#### Supplied data
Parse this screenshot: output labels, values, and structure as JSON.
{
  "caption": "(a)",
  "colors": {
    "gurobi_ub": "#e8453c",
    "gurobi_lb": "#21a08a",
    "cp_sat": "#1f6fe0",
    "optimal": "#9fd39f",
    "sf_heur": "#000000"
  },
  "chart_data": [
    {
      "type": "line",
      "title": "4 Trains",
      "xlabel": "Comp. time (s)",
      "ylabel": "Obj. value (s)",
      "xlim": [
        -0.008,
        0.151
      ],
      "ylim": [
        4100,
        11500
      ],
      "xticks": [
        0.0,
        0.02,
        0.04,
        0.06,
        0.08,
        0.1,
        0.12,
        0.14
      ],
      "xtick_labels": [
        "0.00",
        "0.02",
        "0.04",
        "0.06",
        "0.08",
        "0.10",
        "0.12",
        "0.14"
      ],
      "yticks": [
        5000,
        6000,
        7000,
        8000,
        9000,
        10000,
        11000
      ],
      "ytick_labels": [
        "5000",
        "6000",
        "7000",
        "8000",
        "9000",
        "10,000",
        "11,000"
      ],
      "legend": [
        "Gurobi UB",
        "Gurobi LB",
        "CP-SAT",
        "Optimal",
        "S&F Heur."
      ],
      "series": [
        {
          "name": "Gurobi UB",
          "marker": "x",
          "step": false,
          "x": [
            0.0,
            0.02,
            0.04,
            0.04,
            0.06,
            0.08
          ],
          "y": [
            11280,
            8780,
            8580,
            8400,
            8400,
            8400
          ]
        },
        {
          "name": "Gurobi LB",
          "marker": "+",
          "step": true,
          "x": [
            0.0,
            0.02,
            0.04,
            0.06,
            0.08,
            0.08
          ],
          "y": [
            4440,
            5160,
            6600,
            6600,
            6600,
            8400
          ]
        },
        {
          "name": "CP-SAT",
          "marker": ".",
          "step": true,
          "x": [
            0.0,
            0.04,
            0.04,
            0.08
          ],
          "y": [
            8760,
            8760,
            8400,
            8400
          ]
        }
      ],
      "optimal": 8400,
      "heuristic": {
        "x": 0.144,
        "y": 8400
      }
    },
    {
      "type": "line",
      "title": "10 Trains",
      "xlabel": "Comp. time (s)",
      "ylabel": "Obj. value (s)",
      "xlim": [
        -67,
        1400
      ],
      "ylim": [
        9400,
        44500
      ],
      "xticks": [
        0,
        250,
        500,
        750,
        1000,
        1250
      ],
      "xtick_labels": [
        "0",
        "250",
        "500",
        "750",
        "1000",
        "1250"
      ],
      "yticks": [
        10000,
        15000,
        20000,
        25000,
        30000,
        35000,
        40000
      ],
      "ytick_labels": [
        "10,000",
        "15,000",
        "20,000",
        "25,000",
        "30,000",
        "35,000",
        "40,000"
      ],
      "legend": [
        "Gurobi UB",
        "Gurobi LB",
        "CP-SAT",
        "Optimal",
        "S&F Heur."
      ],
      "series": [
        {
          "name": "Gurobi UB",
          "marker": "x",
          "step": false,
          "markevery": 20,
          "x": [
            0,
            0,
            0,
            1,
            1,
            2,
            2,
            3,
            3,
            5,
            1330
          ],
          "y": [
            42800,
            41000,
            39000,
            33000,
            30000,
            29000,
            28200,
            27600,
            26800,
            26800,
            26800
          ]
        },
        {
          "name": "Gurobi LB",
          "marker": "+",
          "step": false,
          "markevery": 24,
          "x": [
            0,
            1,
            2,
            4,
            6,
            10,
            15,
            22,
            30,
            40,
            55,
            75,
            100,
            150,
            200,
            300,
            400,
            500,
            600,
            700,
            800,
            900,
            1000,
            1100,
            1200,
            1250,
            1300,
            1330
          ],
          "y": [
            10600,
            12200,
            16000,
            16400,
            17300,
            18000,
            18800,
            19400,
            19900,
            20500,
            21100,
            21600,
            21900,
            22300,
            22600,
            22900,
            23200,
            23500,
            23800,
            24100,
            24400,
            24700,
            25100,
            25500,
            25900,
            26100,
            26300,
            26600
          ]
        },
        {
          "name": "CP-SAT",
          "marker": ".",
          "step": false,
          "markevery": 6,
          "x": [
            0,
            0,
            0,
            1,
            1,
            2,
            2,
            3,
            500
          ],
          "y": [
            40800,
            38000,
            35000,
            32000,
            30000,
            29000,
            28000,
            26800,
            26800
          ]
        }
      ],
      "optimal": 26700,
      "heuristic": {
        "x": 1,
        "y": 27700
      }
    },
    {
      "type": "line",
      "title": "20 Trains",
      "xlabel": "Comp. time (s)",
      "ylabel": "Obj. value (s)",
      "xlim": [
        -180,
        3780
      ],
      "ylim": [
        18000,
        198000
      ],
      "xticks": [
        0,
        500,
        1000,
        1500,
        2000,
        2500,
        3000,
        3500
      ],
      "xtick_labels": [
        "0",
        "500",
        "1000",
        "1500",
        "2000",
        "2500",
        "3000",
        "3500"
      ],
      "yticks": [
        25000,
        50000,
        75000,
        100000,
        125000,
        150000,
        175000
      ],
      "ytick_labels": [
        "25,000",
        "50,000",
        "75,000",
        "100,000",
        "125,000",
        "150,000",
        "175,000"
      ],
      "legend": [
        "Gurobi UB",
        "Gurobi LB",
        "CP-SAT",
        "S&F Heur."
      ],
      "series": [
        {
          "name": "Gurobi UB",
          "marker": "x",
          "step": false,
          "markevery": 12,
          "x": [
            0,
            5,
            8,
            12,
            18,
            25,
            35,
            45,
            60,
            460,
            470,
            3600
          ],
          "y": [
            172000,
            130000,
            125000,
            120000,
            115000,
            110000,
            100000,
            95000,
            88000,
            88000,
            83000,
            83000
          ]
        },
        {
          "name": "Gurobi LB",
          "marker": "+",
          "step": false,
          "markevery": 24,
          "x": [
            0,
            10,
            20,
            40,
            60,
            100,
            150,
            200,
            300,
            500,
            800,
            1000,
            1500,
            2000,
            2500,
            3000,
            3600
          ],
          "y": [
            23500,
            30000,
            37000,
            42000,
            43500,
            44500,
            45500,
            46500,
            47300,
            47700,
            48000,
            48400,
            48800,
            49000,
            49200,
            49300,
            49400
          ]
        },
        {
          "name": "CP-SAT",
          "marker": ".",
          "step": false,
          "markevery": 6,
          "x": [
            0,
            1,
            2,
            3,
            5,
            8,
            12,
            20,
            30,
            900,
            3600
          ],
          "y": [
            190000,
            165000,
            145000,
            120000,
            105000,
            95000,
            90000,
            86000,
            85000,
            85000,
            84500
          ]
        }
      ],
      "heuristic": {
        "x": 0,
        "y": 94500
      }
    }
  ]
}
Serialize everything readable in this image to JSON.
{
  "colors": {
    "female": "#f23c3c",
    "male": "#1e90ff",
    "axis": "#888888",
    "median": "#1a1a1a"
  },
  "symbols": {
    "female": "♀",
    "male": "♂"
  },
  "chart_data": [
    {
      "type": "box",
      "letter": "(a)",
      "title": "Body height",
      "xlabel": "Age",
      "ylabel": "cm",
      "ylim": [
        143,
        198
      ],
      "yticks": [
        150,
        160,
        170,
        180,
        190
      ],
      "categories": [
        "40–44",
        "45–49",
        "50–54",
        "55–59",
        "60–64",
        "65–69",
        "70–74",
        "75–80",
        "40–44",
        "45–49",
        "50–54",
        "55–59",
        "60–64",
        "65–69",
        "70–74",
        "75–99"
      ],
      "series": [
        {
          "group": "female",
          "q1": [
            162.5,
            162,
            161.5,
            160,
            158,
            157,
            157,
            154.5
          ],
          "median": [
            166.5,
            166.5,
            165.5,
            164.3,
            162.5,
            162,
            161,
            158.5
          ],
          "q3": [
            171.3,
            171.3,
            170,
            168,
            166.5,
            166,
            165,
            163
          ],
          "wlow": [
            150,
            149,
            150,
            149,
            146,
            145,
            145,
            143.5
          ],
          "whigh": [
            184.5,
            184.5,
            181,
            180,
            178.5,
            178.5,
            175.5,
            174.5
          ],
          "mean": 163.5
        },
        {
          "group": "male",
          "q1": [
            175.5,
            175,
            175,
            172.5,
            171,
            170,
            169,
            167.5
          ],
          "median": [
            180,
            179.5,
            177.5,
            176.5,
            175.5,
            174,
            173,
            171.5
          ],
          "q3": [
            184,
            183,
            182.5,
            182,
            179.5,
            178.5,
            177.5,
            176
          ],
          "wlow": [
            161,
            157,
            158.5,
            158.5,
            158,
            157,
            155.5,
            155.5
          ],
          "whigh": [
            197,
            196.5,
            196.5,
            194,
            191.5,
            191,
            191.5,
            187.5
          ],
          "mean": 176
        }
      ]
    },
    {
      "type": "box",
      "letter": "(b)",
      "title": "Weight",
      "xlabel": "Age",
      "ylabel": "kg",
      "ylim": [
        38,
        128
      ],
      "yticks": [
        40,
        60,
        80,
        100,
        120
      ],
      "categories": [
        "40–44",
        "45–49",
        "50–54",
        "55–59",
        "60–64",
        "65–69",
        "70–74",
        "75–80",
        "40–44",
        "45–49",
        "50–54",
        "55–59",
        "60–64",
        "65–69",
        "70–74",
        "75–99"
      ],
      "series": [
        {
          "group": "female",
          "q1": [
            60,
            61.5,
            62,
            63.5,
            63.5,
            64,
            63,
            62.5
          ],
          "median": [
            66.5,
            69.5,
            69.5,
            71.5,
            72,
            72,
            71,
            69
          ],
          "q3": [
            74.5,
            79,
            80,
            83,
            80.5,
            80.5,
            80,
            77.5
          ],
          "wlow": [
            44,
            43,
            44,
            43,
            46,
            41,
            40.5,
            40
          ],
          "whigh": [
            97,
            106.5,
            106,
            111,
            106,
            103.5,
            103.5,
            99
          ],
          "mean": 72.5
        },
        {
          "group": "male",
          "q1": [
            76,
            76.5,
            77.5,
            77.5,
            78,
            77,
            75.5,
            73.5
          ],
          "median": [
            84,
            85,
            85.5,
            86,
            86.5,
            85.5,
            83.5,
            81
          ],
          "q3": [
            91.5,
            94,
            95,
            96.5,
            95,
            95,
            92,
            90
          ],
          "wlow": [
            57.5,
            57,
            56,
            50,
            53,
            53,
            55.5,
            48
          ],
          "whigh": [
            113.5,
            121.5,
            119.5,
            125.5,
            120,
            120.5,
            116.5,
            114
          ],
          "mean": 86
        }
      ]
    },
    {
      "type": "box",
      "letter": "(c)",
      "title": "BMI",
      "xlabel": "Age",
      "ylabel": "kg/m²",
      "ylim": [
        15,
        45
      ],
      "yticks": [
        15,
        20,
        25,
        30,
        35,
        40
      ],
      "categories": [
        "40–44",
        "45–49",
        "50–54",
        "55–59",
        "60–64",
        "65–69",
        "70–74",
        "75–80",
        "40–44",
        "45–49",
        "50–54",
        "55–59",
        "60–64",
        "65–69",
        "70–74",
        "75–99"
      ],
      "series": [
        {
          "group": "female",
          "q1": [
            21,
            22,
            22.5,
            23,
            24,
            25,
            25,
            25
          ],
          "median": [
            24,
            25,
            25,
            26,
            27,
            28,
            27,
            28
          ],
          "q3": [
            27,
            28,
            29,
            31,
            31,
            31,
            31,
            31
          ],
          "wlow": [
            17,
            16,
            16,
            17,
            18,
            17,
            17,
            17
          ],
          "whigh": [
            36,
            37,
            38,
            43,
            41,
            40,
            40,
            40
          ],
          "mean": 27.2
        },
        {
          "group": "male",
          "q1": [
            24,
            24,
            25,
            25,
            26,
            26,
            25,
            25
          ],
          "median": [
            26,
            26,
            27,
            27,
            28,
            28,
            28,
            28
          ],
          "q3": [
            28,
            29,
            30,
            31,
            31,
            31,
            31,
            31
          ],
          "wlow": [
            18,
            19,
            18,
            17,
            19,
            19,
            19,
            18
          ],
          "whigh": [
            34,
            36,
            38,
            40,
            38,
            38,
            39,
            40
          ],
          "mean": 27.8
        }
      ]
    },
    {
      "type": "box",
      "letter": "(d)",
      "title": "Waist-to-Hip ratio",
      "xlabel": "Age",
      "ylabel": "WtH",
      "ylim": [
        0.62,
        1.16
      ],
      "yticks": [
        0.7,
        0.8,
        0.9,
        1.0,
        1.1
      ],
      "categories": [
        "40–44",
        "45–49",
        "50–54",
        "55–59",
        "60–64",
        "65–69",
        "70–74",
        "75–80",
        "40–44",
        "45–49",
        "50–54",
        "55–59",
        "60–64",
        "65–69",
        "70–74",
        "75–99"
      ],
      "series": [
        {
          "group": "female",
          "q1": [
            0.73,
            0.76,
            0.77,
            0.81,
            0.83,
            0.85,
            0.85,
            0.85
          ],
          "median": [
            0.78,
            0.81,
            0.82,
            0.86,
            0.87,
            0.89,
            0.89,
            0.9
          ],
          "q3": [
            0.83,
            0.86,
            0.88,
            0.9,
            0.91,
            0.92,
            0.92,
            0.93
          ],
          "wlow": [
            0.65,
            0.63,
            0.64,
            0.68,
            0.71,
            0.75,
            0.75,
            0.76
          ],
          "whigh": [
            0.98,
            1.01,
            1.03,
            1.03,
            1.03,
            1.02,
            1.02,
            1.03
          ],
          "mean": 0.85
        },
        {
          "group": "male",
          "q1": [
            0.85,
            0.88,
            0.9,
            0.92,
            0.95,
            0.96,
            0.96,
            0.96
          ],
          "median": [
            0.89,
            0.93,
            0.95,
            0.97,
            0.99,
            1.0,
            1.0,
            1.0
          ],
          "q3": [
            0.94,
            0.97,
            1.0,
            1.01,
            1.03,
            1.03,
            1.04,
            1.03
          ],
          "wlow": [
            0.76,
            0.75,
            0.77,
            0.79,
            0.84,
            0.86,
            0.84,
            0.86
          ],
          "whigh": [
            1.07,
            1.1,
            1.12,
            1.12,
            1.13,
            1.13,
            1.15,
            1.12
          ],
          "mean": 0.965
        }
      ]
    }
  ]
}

#### Exercise directions
Lines from the records above that hold "mean" are the ones to list.

#### Solution below
          "mean": 163.5
          "mean": 176
          "mean": 72.5
          "mean": 86
          "mean": 27.2
          "mean": 27.8
          "mean": 0.85
          "mean": 0.965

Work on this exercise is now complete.